▸ **THE INPUT**
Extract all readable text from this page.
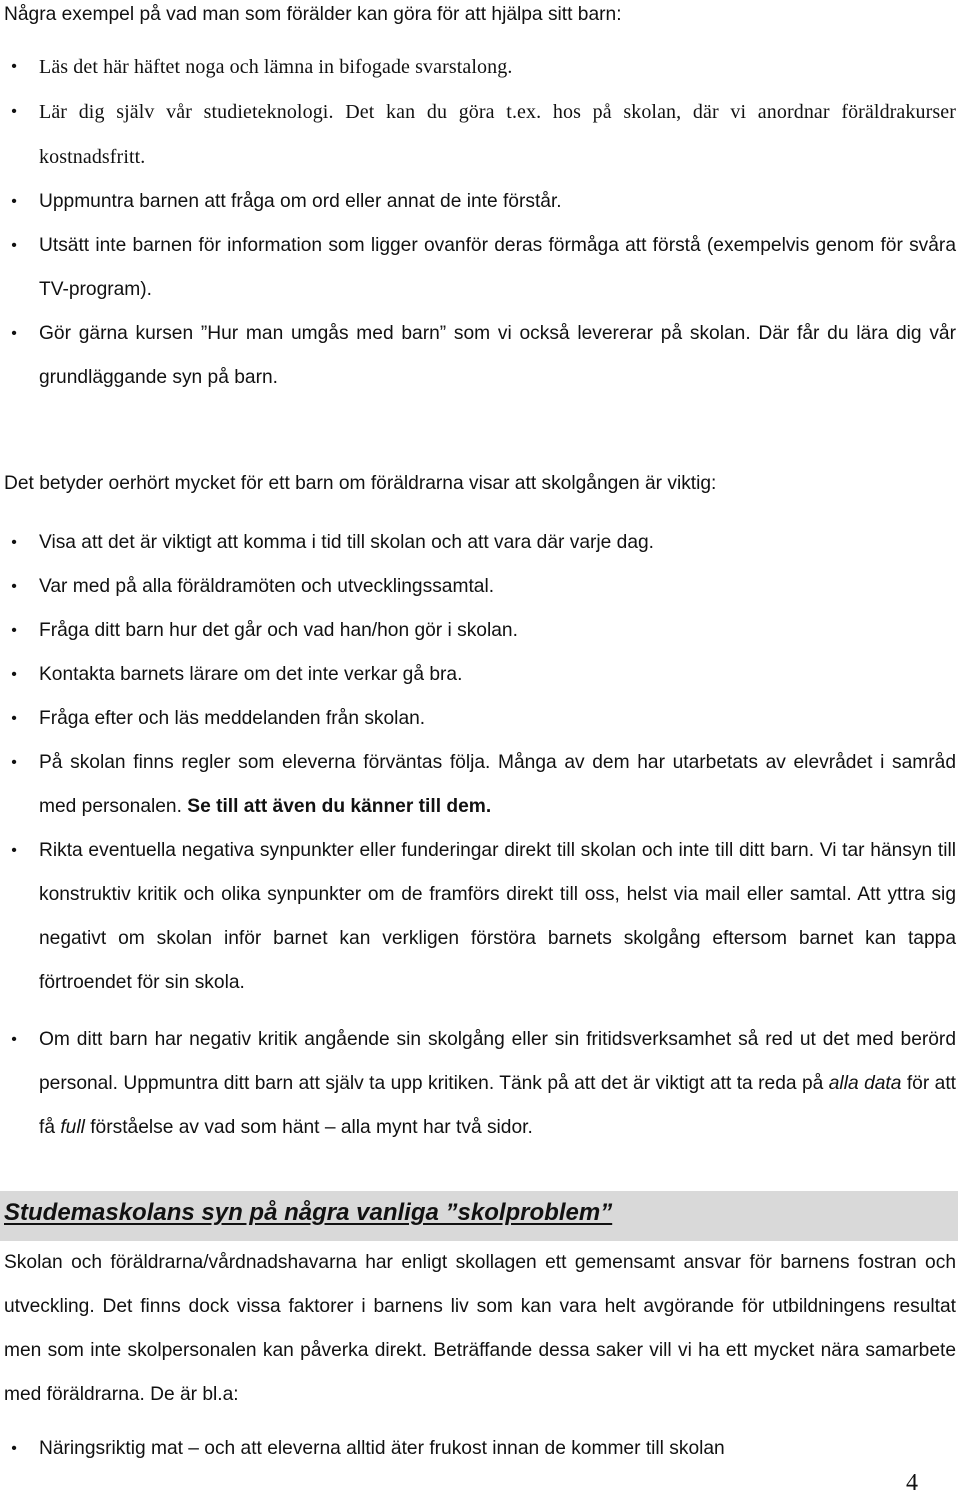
Några exempel på vad man som förälder kan göra för att hjälpa sitt barn:

•	Läs det här häftet noga och lämna in bifogade svarstalong.
•	Lär dig själv vår studieteknologi. Det kan du göra t.ex. hos på skolan, där vi anordnar föräldrakurser kostnadsfritt.
•	Uppmuntra barnen att fråga om ord eller annat de inte förstår.
•	Utsätt inte barnen för information som ligger ovanför deras förmåga att förstå (exempelvis genom för svåra TV-program).
•	Gör gärna kursen ”Hur man umgås med barn” som vi också levererar på skolan. Där får du lära dig vår grundläggande syn på barn.

Det betyder oerhört mycket för ett barn om föräldrarna visar att skolgången är viktig:

•	Visa att det är viktigt att komma i tid till skolan och att vara där varje dag.
•	Var med på alla föräldramöten och utvecklingssamtal.
•	Fråga ditt barn hur det går och vad han/hon gör i skolan.
•	Kontakta barnets lärare om det inte verkar gå bra.
•	Fråga efter och läs meddelanden från skolan.
•	På skolan finns regler som eleverna förväntas följa. Många av dem har utarbetats av elevrådet i samråd med personalen. Se till att även du känner till dem.
•	Rikta eventuella negativa synpunkter eller funderingar direkt till skolan och inte till ditt barn. Vi tar hänsyn till konstruktiv kritik och olika synpunkter om de framförs direkt till oss, helst via mail eller samtal. Att yttra sig negativt om skolan inför barnet kan verkligen förstöra barnets skolgång eftersom barnet kan tappa förtroendet för sin skola.
•	Om ditt barn har negativ kritik angående sin skolgång eller sin fritidsverksamhet så red ut det med berörd personal. Uppmuntra ditt barn att själv ta upp kritiken. Tänk på att det är viktigt att ta reda på alla data för att få full förståelse av vad som hänt – alla mynt har två sidor.
Studemaskolans syn på några vanliga ”skolproblem”

Skolan och föräldrarna/vårdnadshavarna har enligt skollagen ett gemensamt ansvar för barnens fostran och utveckling. Det finns dock vissa faktorer i barnens liv som kan vara helt avgörande för utbildningens resultat men som inte skolpersonalen kan påverka direkt. Beträffande dessa saker vill vi ha ett mycket nära samarbete med föräldrarna. De är bl.a:

•	Näringsriktig mat – och att eleverna alltid äter frukost innan de kommer till skolan
4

▸ **WHAT THE EXERCISE ASKS**
Copy every line of the data that holds the string "vara".

▸ **OUTPUT BELOW**
•	Visa att det är viktigt att komma i tid till skolan och att vara där varje dag.
Skolan och föräldrarna/vårdnadshavarna har enligt skollagen ett gemensamt ansvar för barnens fostran och utveckling. Det finns dock vissa faktorer i barnens liv som kan vara helt avgörande för utbildningens resultat men som inte skolpersonalen kan påverka direkt. Beträffande dessa saker vill vi ha ett mycket nära samarbete med föräldrarna. De är bl.a:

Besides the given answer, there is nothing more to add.